Will you transcribe the entries that follow, exactly and in full?
═══ Records provided
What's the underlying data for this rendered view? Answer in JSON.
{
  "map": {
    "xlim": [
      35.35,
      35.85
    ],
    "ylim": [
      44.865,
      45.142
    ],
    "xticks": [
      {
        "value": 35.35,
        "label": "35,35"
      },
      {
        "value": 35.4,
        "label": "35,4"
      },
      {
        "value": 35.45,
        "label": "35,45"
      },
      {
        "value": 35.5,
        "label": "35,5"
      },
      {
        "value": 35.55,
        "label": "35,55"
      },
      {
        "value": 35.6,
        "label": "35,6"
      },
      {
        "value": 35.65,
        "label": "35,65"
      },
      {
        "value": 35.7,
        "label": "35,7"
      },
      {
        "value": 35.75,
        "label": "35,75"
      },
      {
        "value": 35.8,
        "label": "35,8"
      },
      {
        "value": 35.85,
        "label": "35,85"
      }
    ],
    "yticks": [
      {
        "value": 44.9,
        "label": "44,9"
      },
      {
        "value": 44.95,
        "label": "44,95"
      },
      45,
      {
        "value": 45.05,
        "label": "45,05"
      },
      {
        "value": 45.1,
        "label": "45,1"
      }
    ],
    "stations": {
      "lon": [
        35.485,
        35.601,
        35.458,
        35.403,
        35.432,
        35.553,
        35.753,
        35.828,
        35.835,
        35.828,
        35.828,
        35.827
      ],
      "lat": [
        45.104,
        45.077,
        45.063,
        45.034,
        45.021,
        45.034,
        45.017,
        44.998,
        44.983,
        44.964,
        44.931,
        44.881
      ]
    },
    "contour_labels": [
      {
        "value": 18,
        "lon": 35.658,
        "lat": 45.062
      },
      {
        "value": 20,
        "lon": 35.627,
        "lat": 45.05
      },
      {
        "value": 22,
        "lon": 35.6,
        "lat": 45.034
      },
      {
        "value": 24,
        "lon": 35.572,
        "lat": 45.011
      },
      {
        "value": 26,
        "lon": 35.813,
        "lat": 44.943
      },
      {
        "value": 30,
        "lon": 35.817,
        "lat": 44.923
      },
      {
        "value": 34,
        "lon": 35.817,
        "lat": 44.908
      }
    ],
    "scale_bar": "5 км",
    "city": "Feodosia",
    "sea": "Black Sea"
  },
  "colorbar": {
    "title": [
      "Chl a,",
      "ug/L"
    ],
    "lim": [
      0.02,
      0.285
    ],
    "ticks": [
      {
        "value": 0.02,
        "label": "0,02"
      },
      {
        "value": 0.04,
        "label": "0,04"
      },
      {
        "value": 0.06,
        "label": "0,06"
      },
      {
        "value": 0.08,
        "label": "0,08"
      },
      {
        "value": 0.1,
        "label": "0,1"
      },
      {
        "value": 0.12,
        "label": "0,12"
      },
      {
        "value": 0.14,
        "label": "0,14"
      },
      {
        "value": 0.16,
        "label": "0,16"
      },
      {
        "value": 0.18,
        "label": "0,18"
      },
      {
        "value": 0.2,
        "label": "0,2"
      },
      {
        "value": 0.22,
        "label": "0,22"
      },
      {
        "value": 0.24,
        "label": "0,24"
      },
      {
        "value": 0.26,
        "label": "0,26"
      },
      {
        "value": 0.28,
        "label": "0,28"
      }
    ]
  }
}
══════
- _Expected output_:
What's the underlying data for this rendered view? Answer in JSON.
{
  "map": {
    "xlim": [
      35.35,
      35.85
    ],
    "ylim": [
      44.865,
      45.142
    ],
    "xticks": [
      {
        "value": 35.35,
        "label": "35,35"
      },
      {
        "value": 35.4,
        "label": "35,4"
      },
      {
        "value": 35.45,
        "label": "35,45"
      },
      {
        "value": 35.5,
        "label": "35,5"
      },
      {
        "value": 35.55,
        "label": "35,55"
      },
      {
        "value": 35.6,
        "label": "35,6"
      },
      {
        "value": 35.65,
        "label": "35,65"
      },
      {
        "value": 35.7,
        "label": "35,7"
      },
      {
        "value": 35.75,
        "label": "35,75"
      },
      {
        "value": 35.8,
        "label": "35,8"
      },
      {
        "value": 35.85,
        "label": "35,85"
      }
    ],
    "yticks": [
      {
        "value": 44.9,
        "label": "44,9"
      },
      {
        "value": 44.95,
        "label": "44,95"
      },
      45,
      {
        "value": 45.05,
        "label": "45,05"
      },
      {
        "value": 45.1,
        "label": "45,1"
      }
    ],
    "stations": {
      "lon": [
        35.485,
        35.601,
        35.458,
        35.403,
        35.432,
        35.553,
        35.753,
        35.828,
        35.835,
        35.828,
        35.828,
        35.827
      ],
      "lat": [
        45.104,
        45.077,
        45.063,
        45.034,
        45.021,
        45.034,
        45.017,
        44.998,
        44.983,
        44.964,
        44.931,
        44.881
      ]
    },
    "contour_labels": [
      {
        "value": 18,
        "lon": 35.658,
        "lat": 45.062
      },
      {
        "value": 20,
        "lon": 35.627,
        "lat": 45.05
      },
      {
        "value": 22,
        "lon": 35.6,
        "lat": 45.034
      },
      {
        "value": 24,
        "lon": 35.572,
        "lat": 45.011
      },
      {
        "value": 26,
        "lon": 35.813,
        "lat": 44.943
      },
      {
        "value": 30,
        "lon": 35.817,
        "lat": 44.923
      },
      {
        "value": 34,
        "lon": 35.817,
        "lat": 44.908
      }
    ],
    "scale_bar": "5 км",
    "city": "Feodosia",
    "sea": "Black Sea"
  },
  "colorbar": {
    "title": [
      "Chl a,",
      "ug/L"
    ],
    "lim": [
      0.02,
      0.285
    ],
    "ticks": [
      {
        "value": 0.02,
        "label": "0,02"
      },
      {
        "value": 0.04,
        "label": "0,04"
      },
      {
        "value": 0.06,
        "label": "0,06"
      },
      {
        "value": 0.08,
        "label": "0,08"
      },
      {
        "value": 0.1,
        "label": "0,1"
      },
      {
        "value": 0.12,
        "label": "0,12"
      },
      {
        "value": 0.14,
        "label": "0,14"
      },
      {
        "value": 0.16,
        "label": "0,16"
      },
      {
        "value": 0.18,
        "label": "0,18"
      },
      {
        "value": 0.2,
        "label": "0,2"
      },
      {
        "value": 0.22,
        "label": "0,22"
      },
      {
        "value": 0.24,
        "label": "0,24"
      },
      {
        "value": 0.26,
        "label": "0,26"
      },
      {
        "value": 0.28,
        "label": "0,28"
      }
    ]
  }
}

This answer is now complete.